TASK PROMPT: Pictures should be excluded; otherwise, copy every entry exactly.

PROVIDED RECORDS:
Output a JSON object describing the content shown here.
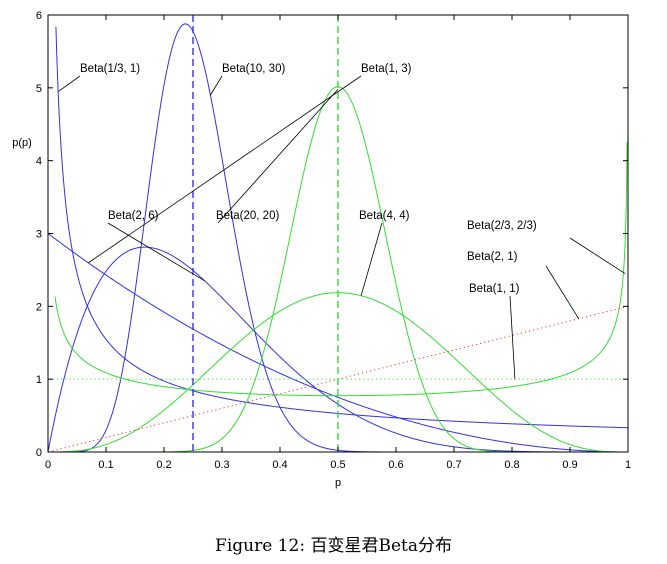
{
  "caption": "Figure 12: 百变星君Beta分布",
  "chart_data": {
    "type": "line",
    "xlabel": "p",
    "ylabel": "p(p)",
    "xlim": [
      0,
      1
    ],
    "ylim": [
      0,
      6
    ],
    "xticks": [
      "0",
      "0.1",
      "0.2",
      "0.3",
      "0.4",
      "0.5",
      "0.6",
      "0.7",
      "0.8",
      "0.9",
      "1"
    ],
    "yticks": [
      "0",
      "1",
      "2",
      "3",
      "4",
      "5",
      "6"
    ],
    "grid": false,
    "legend": "none",
    "colors": {
      "blue": "#3333dd",
      "green": "#33dd33",
      "red": "#ee3333"
    },
    "series": [
      {
        "name": "Beta(1/3, 1)",
        "a": 0.3333,
        "b": 1,
        "color": "blue",
        "style": "solid"
      },
      {
        "name": "Beta(10, 30)",
        "a": 10,
        "b": 30,
        "color": "blue",
        "style": "solid"
      },
      {
        "name": "Beta(1, 3)",
        "a": 1,
        "b": 3,
        "color": "blue",
        "style": "solid"
      },
      {
        "name": "Beta(2, 6)",
        "a": 2,
        "b": 6,
        "color": "blue",
        "style": "solid"
      },
      {
        "name": "Beta(20, 20)",
        "a": 20,
        "b": 20,
        "color": "green",
        "style": "solid"
      },
      {
        "name": "Beta(4, 4)",
        "a": 4,
        "b": 4,
        "color": "green",
        "style": "solid"
      },
      {
        "name": "Beta(2/3, 2/3)",
        "a": 0.6667,
        "b": 0.6667,
        "color": "green",
        "style": "solid"
      },
      {
        "name": "Beta(2, 1)",
        "a": 2,
        "b": 1,
        "color": "red",
        "style": "dotted"
      },
      {
        "name": "Beta(1, 1)",
        "a": 1,
        "b": 1,
        "color": "green",
        "style": "dotted"
      }
    ],
    "reference_lines": [
      {
        "x": 0.25,
        "color": "blue",
        "style": "dashed"
      },
      {
        "x": 0.5,
        "color": "green",
        "style": "dashed"
      }
    ],
    "annotations": [
      {
        "text": "Beta(1/3, 1)",
        "series": 0,
        "target": [
          0.018,
          4.95
        ]
      },
      {
        "text": "Beta(10, 30)",
        "series": 1,
        "target": [
          0.28,
          4.9
        ]
      },
      {
        "text": "Beta(1, 3)",
        "series": 2,
        "target": [
          0.07,
          2.6
        ]
      },
      {
        "text": "Beta(2, 6)",
        "series": 3,
        "target": [
          0.27,
          2.35
        ]
      },
      {
        "text": "Beta(20, 20)",
        "series": 4,
        "target": [
          0.5,
          4.98
        ]
      },
      {
        "text": "Beta(4, 4)",
        "series": 5,
        "target": [
          0.54,
          2.15
        ]
      },
      {
        "text": "Beta(2/3, 2/3)",
        "series": 6,
        "target": [
          0.995,
          2.45
        ]
      },
      {
        "text": "Beta(2, 1)",
        "series": 7,
        "target": [
          0.915,
          1.83
        ]
      },
      {
        "text": "Beta(1, 1)",
        "series": 8,
        "target": [
          0.805,
          1.0
        ]
      }
    ]
  }
}
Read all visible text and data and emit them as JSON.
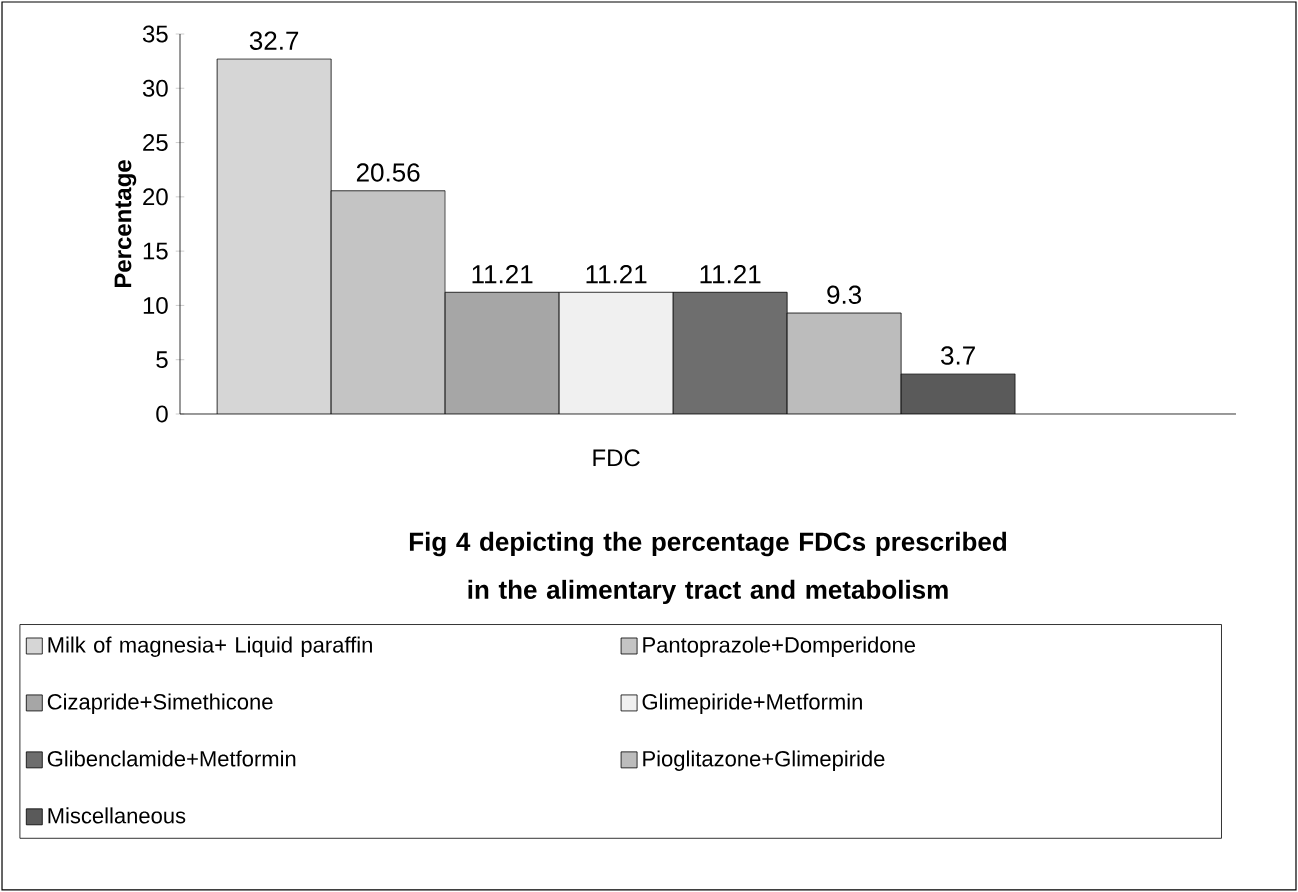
{
  "chart_data": {
    "type": "bar",
    "title": "Fig 4 depicting the percentage FDCs prescribed in the alimentary tract and metabolism",
    "ylabel": "Percentage",
    "categories": [
      "FDC"
    ],
    "series": [
      {
        "name": "Milk of magnesia+ Liquid paraffin",
        "color": "#d6d6d6",
        "values": [
          32.7
        ]
      },
      {
        "name": "Pantoprazole+Domperidone",
        "color": "#c4c4c4",
        "values": [
          20.56
        ]
      },
      {
        "name": "Cizapride+Simethicone",
        "color": "#a6a6a6",
        "values": [
          11.21
        ]
      },
      {
        "name": "Glimepiride+Metformin",
        "color": "#f0f0f0",
        "values": [
          11.21
        ]
      },
      {
        "name": "Glibenclamide+Metformin",
        "color": "#6e6e6e",
        "values": [
          11.21
        ]
      },
      {
        "name": "Pioglitazone+Glimepiride",
        "color": "#bcbcbc",
        "values": [
          9.3
        ]
      },
      {
        "name": "Miscellaneous",
        "color": "#5a5a5a",
        "values": [
          3.7
        ]
      }
    ],
    "ylim": [
      0,
      35
    ],
    "yticks": [
      0,
      5,
      10,
      15,
      20,
      25,
      30,
      35
    ],
    "data_labels": true,
    "grid": false,
    "legend": "bottom"
  }
}
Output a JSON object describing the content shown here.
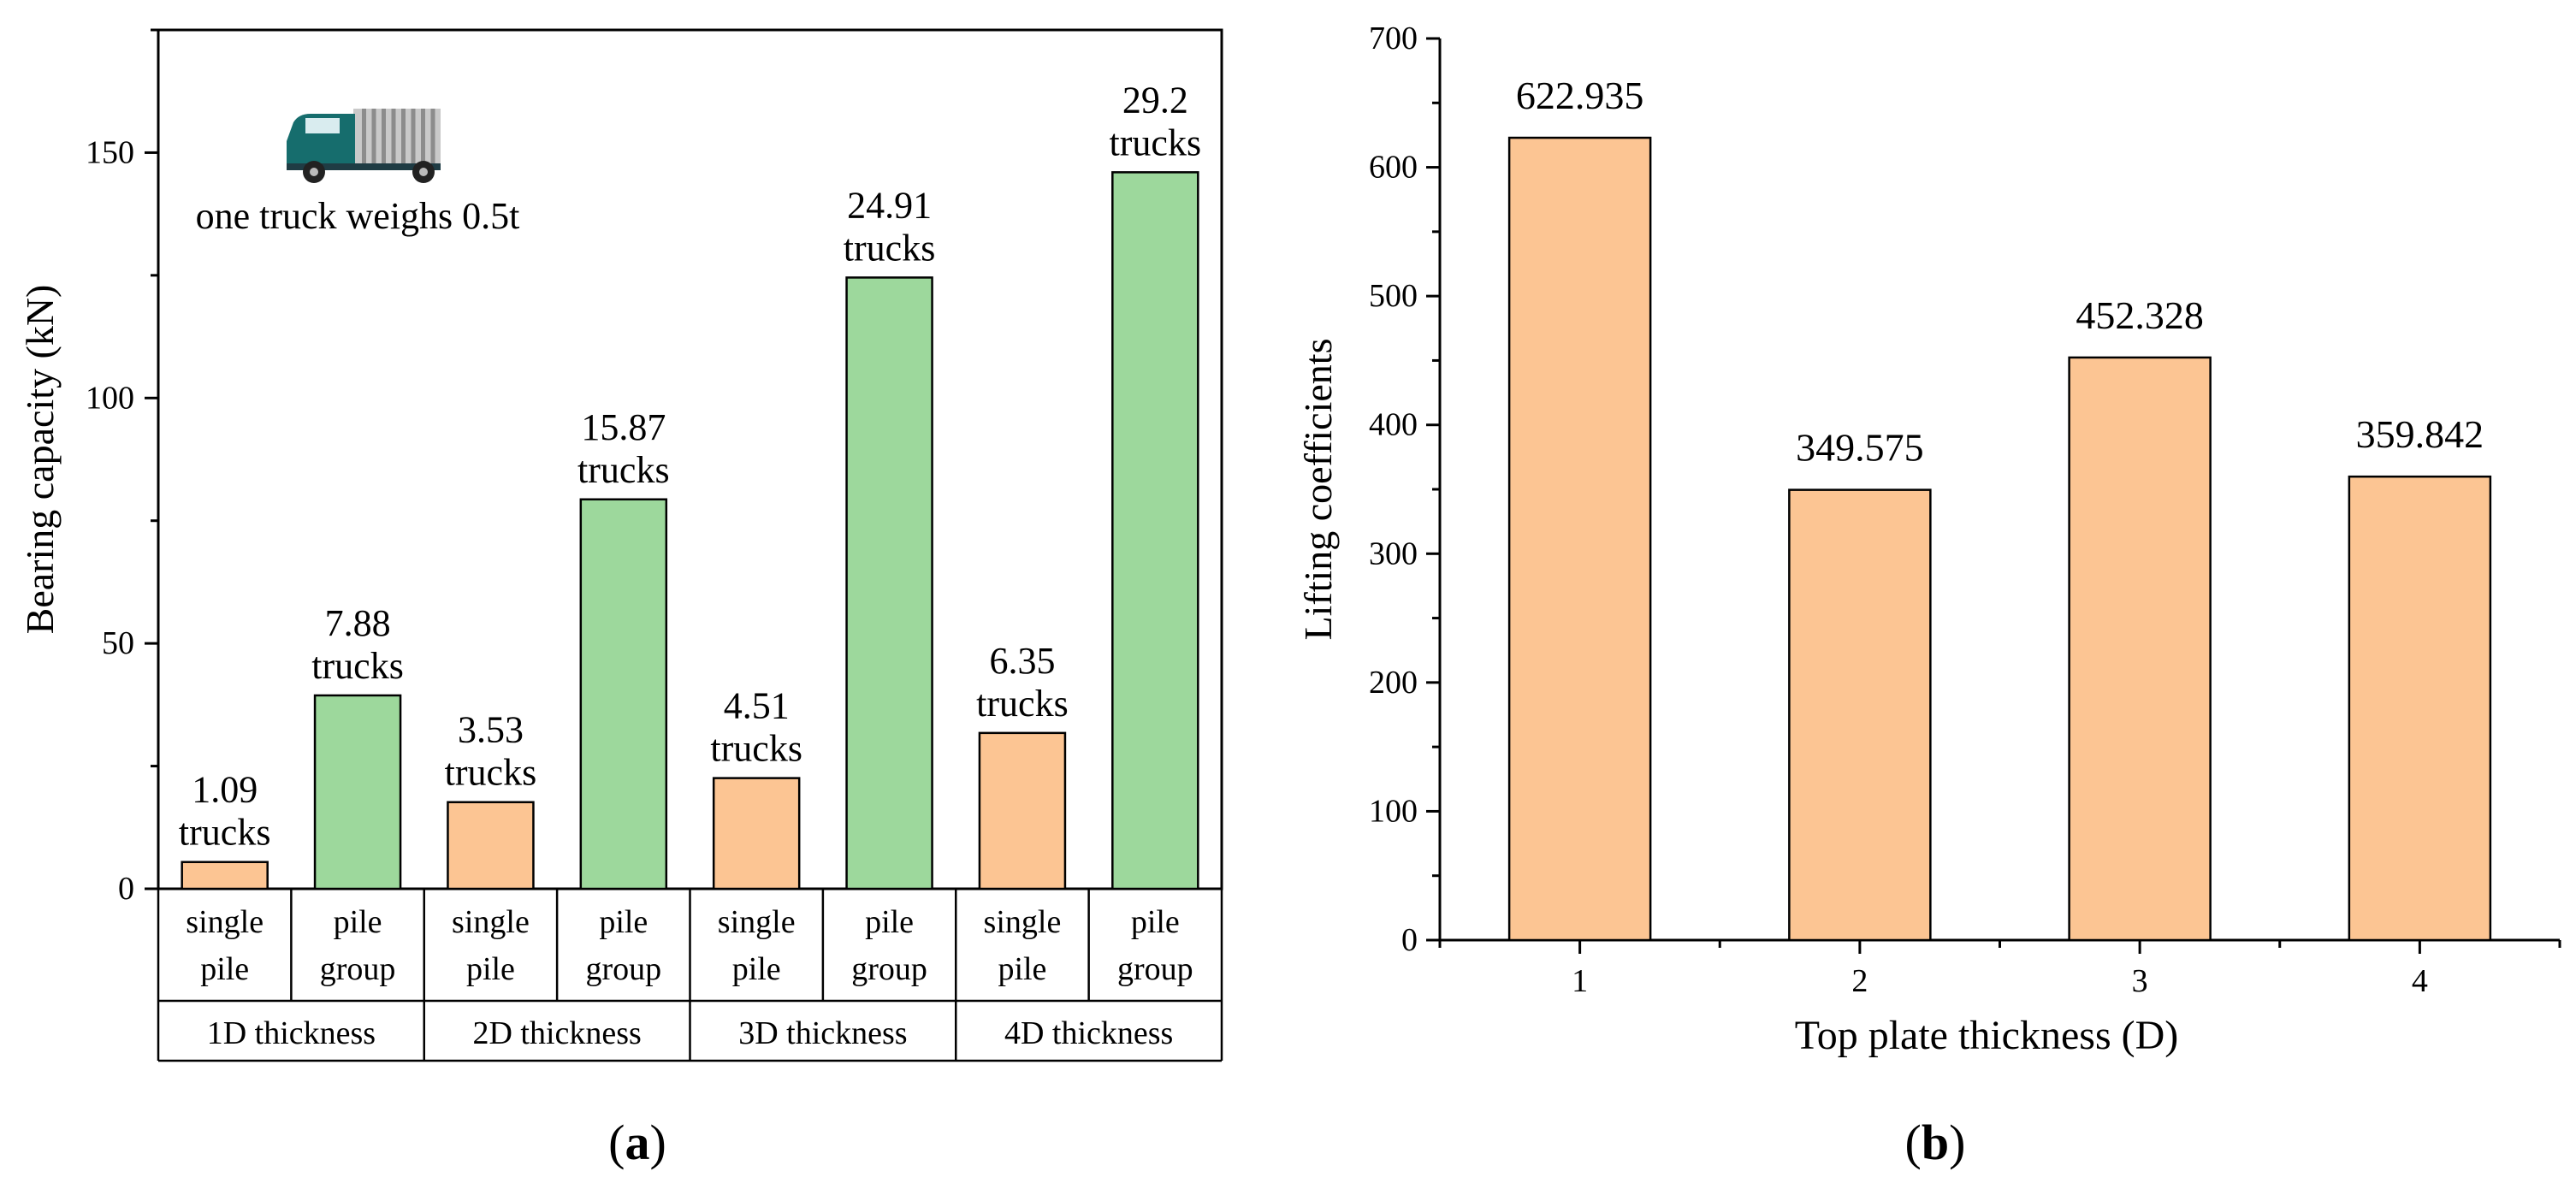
{
  "chart_data": [
    {
      "panel": "(a)",
      "type": "bar",
      "ylabel": "Bearing capacity (kN)",
      "ylim": [
        0,
        175
      ],
      "yticks": [
        0,
        50,
        100,
        150
      ],
      "grid": false,
      "colors": {
        "single pile": "#fcc593",
        "pile group": "#9dd89c"
      },
      "annotation": "one truck weighs 0.5t",
      "truck_icon": "truck-icon",
      "groups": [
        {
          "label": "1D thickness",
          "bars": [
            {
              "line1": "single",
              "line2": "pile",
              "value": 5.45,
              "num": "1.09",
              "unit": "trucks"
            },
            {
              "line1": "pile",
              "line2": "group",
              "value": 39.4,
              "num": "7.88",
              "unit": "trucks"
            }
          ]
        },
        {
          "label": "2D thickness",
          "bars": [
            {
              "line1": "single",
              "line2": "pile",
              "value": 17.65,
              "num": "3.53",
              "unit": "trucks"
            },
            {
              "line1": "pile",
              "line2": "group",
              "value": 79.35,
              "num": "15.87",
              "unit": "trucks"
            }
          ]
        },
        {
          "label": "3D thickness",
          "bars": [
            {
              "line1": "single",
              "line2": "pile",
              "value": 22.55,
              "num": "4.51",
              "unit": "trucks"
            },
            {
              "line1": "pile",
              "line2": "group",
              "value": 124.55,
              "num": "24.91",
              "unit": "trucks"
            }
          ]
        },
        {
          "label": "4D thickness",
          "bars": [
            {
              "line1": "single",
              "line2": "pile",
              "value": 31.75,
              "num": "6.35",
              "unit": "trucks"
            },
            {
              "line1": "pile",
              "line2": "group",
              "value": 146.0,
              "num": "29.2",
              "unit": "trucks"
            }
          ]
        }
      ]
    },
    {
      "panel": "(b)",
      "type": "bar",
      "xlabel": "Top plate thickness (D)",
      "ylabel": "Lifting coefficients",
      "ylim": [
        0,
        700
      ],
      "yticks": [
        0,
        100,
        200,
        300,
        400,
        500,
        600,
        700
      ],
      "grid": false,
      "color": "#fcc593",
      "categories": [
        "1",
        "2",
        "3",
        "4"
      ],
      "values": [
        622.935,
        349.575,
        452.328,
        359.842
      ],
      "value_labels": [
        "622.935",
        "349.575",
        "452.328",
        "359.842"
      ]
    }
  ]
}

TASK RESULT:
Output a JSON object describing the content shown here.
{
  "caption": "Figure 12: 百变星君Beta分布",
  "chart_data": {
    "type": "line",
    "xlabel": "p",
    "ylabel": "p(p)",
    "xlim": [
      0,
      1
    ],
    "ylim": [
      0,
      6
    ],
    "xticks": [
      "0",
      "0.1",
      "0.2",
      "0.3",
      "0.4",
      "0.5",
      "0.6",
      "0.7",
      "0.8",
      "0.9",
      "1"
    ],
    "yticks": [
      "0",
      "1",
      "2",
      "3",
      "4",
      "5",
      "6"
    ],
    "grid": false,
    "legend": "none",
    "colors": {
      "blue": "#3333dd",
      "green": "#33dd33",
      "red": "#ee3333"
    },
    "series": [
      {
        "name": "Beta(1/3, 1)",
        "a": 0.3333,
        "b": 1,
        "color": "blue",
        "style": "solid"
      },
      {
        "name": "Beta(10, 30)",
        "a": 10,
        "b": 30,
        "color": "blue",
        "style": "solid"
      },
      {
        "name": "Beta(1, 3)",
        "a": 1,
        "b": 3,
        "color": "blue",
        "style": "solid"
      },
      {
        "name": "Beta(2, 6)",
        "a": 2,
        "b": 6,
        "color": "blue",
        "style": "solid"
      },
      {
        "name": "Beta(20, 20)",
        "a": 20,
        "b": 20,
        "color": "green",
        "style": "solid"
      },
      {
        "name": "Beta(4, 4)",
        "a": 4,
        "b": 4,
        "color": "green",
        "style": "solid"
      },
      {
        "name": "Beta(2/3, 2/3)",
        "a": 0.6667,
        "b": 0.6667,
        "color": "green",
        "style": "solid"
      },
      {
        "name": "Beta(2, 1)",
        "a": 2,
        "b": 1,
        "color": "red",
        "style": "dotted"
      },
      {
        "name": "Beta(1, 1)",
        "a": 1,
        "b": 1,
        "color": "green",
        "style": "dotted"
      }
    ],
    "reference_lines": [
      {
        "x": 0.25,
        "color": "blue",
        "style": "dashed"
      },
      {
        "x": 0.5,
        "color": "green",
        "style": "dashed"
      }
    ],
    "annotations": [
      {
        "text": "Beta(1/3, 1)",
        "series": 0,
        "target": [
          0.018,
          4.95
        ]
      },
      {
        "text": "Beta(10, 30)",
        "series": 1,
        "target": [
          0.28,
          4.9
        ]
      },
      {
        "text": "Beta(1, 3)",
        "series": 2,
        "target": [
          0.07,
          2.6
        ]
      },
      {
        "text": "Beta(2, 6)",
        "series": 3,
        "target": [
          0.27,
          2.35
        ]
      },
      {
        "text": "Beta(20, 20)",
        "series": 4,
        "target": [
          0.5,
          4.98
        ]
      },
      {
        "text": "Beta(4, 4)",
        "series": 5,
        "target": [
          0.54,
          2.15
        ]
      },
      {
        "text": "Beta(2/3, 2/3)",
        "series": 6,
        "target": [
          0.995,
          2.45
        ]
      },
      {
        "text": "Beta(2, 1)",
        "series": 7,
        "target": [
          0.915,
          1.83
        ]
      },
      {
        "text": "Beta(1, 1)",
        "series": 8,
        "target": [
          0.805,
          1.0
        ]
      }
    ]
  }
}
Read all visible text and data and emit them as JSON.
{
  "chart_data": {
    "type": "bar",
    "title": "Fig 4 depicting the percentage FDCs prescribed in the alimentary tract and metabolism",
    "ylabel": "Percentage",
    "categories": [
      "FDC"
    ],
    "series": [
      {
        "name": "Milk of magnesia+ Liquid paraffin",
        "color": "#d6d6d6",
        "values": [
          32.7
        ]
      },
      {
        "name": "Pantoprazole+Domperidone",
        "color": "#c4c4c4",
        "values": [
          20.56
        ]
      },
      {
        "name": "Cizapride+Simethicone",
        "color": "#a6a6a6",
        "values": [
          11.21
        ]
      },
      {
        "name": "Glimepiride+Metformin",
        "color": "#f0f0f0",
        "values": [
          11.21
        ]
      },
      {
        "name": "Glibenclamide+Metformin",
        "color": "#6e6e6e",
        "values": [
          11.21
        ]
      },
      {
        "name": "Pioglitazone+Glimepiride",
        "color": "#bcbcbc",
        "values": [
          9.3
        ]
      },
      {
        "name": "Miscellaneous",
        "color": "#5a5a5a",
        "values": [
          3.7
        ]
      }
    ],
    "ylim": [
      0,
      35
    ],
    "yticks": [
      0,
      5,
      10,
      15,
      20,
      25,
      30,
      35
    ],
    "data_labels": true,
    "grid": false,
    "legend": "bottom"
  }
}
Output a JSON object describing the content shown here.
{
  "chart_data": [
    {
      "panel": "(a)",
      "type": "bar",
      "ylabel": "Bearing capacity (kN)",
      "ylim": [
        0,
        175
      ],
      "yticks": [
        0,
        50,
        100,
        150
      ],
      "grid": false,
      "colors": {
        "single pile": "#fcc593",
        "pile group": "#9dd89c"
      },
      "annotation": "one truck weighs 0.5t",
      "truck_icon": "truck-icon",
      "groups": [
        {
          "label": "1D thickness",
          "bars": [
            {
              "line1": "single",
              "line2": "pile",
              "value": 5.45,
              "num": "1.09",
              "unit": "trucks"
            },
            {
              "line1": "pile",
              "line2": "group",
              "value": 39.4,
              "num": "7.88",
              "unit": "trucks"
            }
          ]
        },
        {
          "label": "2D thickness",
          "bars": [
            {
              "line1": "single",
              "line2": "pile",
              "value": 17.65,
              "num": "3.53",
              "unit": "trucks"
            },
            {
              "line1": "pile",
              "line2": "group",
              "value": 79.35,
              "num": "15.87",
              "unit": "trucks"
            }
          ]
        },
        {
          "label": "3D thickness",
          "bars": [
            {
              "line1": "single",
              "line2": "pile",
              "value": 22.55,
              "num": "4.51",
              "unit": "trucks"
            },
            {
              "line1": "pile",
              "line2": "group",
              "value": 124.55,
              "num": "24.91",
              "unit": "trucks"
            }
          ]
        },
        {
          "label": "4D thickness",
          "bars": [
            {
              "line1": "single",
              "line2": "pile",
              "value": 31.75,
              "num": "6.35",
              "unit": "trucks"
            },
            {
              "line1": "pile",
              "line2": "group",
              "value": 146.0,
              "num": "29.2",
              "unit": "trucks"
            }
          ]
        }
      ]
    },
    {
      "panel": "(b)",
      "type": "bar",
      "xlabel": "Top plate thickness (D)",
      "ylabel": "Lifting coefficients",
      "ylim": [
        0,
        700
      ],
      "yticks": [
        0,
        100,
        200,
        300,
        400,
        500,
        600,
        700
      ],
      "grid": false,
      "color": "#fcc593",
      "categories": [
        "1",
        "2",
        "3",
        "4"
      ],
      "values": [
        622.935,
        349.575,
        452.328,
        359.842
      ],
      "value_labels": [
        "622.935",
        "349.575",
        "452.328",
        "359.842"
      ]
    }
  ]
}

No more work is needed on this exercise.